=== Input data ===
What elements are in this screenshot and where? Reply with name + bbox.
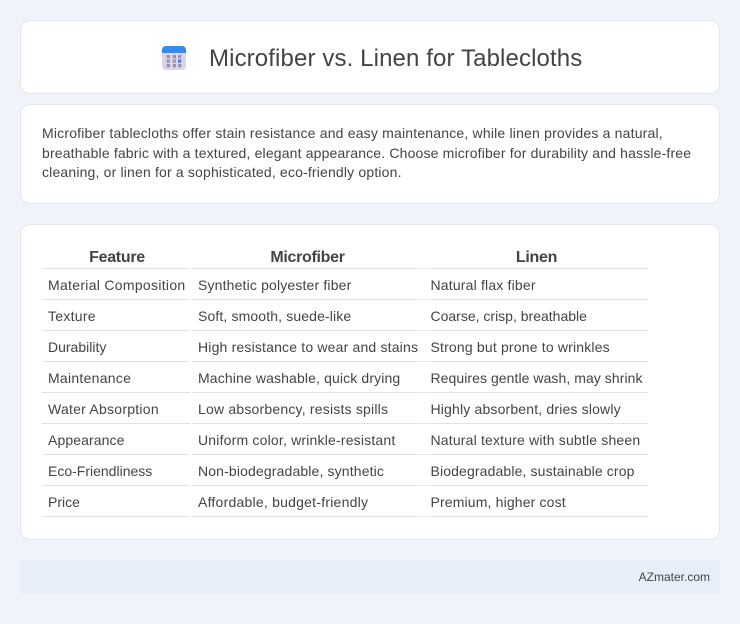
comparison table: Feature	[89, 249, 145, 266]
intro text	[42, 125, 691, 180]
comparison table: Low absorbency, resists spills	[198, 401, 388, 417]
comparison table: Natural texture with subtle sheen	[430, 432, 640, 448]
comparison table: Biodegradable, sustainable crop	[430, 463, 635, 479]
footer bar	[20, 560, 720, 594]
comparison table: Requires gentle wash, may shrink	[430, 370, 643, 386]
comparison table: High resistance to wear and stains	[198, 339, 418, 355]
comparison table	[42, 249, 648, 517]
comparison table: Coarse, crisp, breathable	[430, 308, 587, 324]
comparison table: Affordable, budget-friendly	[198, 494, 368, 510]
comparison table: Appearance	[48, 432, 125, 448]
comparison table: Durability	[48, 339, 106, 355]
comparison table: Microfiber	[270, 249, 345, 266]
comparison table: Synthetic polyester fiber	[198, 277, 351, 293]
intro text: breathable fabric with a textured, elegant appearance. Choose microfiber for durability and hassle-free	[42, 145, 691, 161]
title: Microfiber vs. Linen for Tablecloths	[209, 45, 582, 72]
comparison table: Strong but prone to wrinkles	[430, 339, 610, 355]
comparison table: Maintenance	[48, 370, 131, 386]
intro card	[20, 104, 720, 204]
footer credit: AZmater.com	[639, 570, 710, 584]
comparison table: Premium, higher cost	[430, 494, 566, 510]
table card	[20, 224, 720, 540]
intro text: Microfiber tablecloths offer stain resistance and easy maintenance, while linen provides a natural,	[42, 125, 663, 141]
comparison table: Natural flax fiber	[430, 277, 536, 293]
icon: calendar	[162, 46, 186, 70]
comparison table: Soft, smooth, suede-like	[198, 308, 351, 324]
comparison table: Eco-Friendliness	[48, 463, 152, 479]
title card	[20, 20, 720, 94]
comparison table: Texture	[48, 308, 96, 324]
comparison table: Highly absorbent, dries slowly	[430, 401, 621, 417]
comparison table: Linen	[516, 249, 557, 266]
comparison table: Material Composition	[48, 277, 186, 293]
comparison table: Water Absorption	[48, 401, 159, 417]
comparison table: Uniform color, wrinkle-resistant	[198, 432, 395, 448]
comparison table: Machine washable, quick drying	[198, 370, 400, 386]
comparison table: Non-biodegradable, synthetic	[198, 463, 384, 479]
intro text: cleaning, or linen for a sophisticated, eco-friendly option.	[42, 164, 402, 180]
comparison table: Price	[48, 494, 80, 510]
===
*Problem to solve:* State how many lines of the entries contain the word "footer".

*Task answer:* 2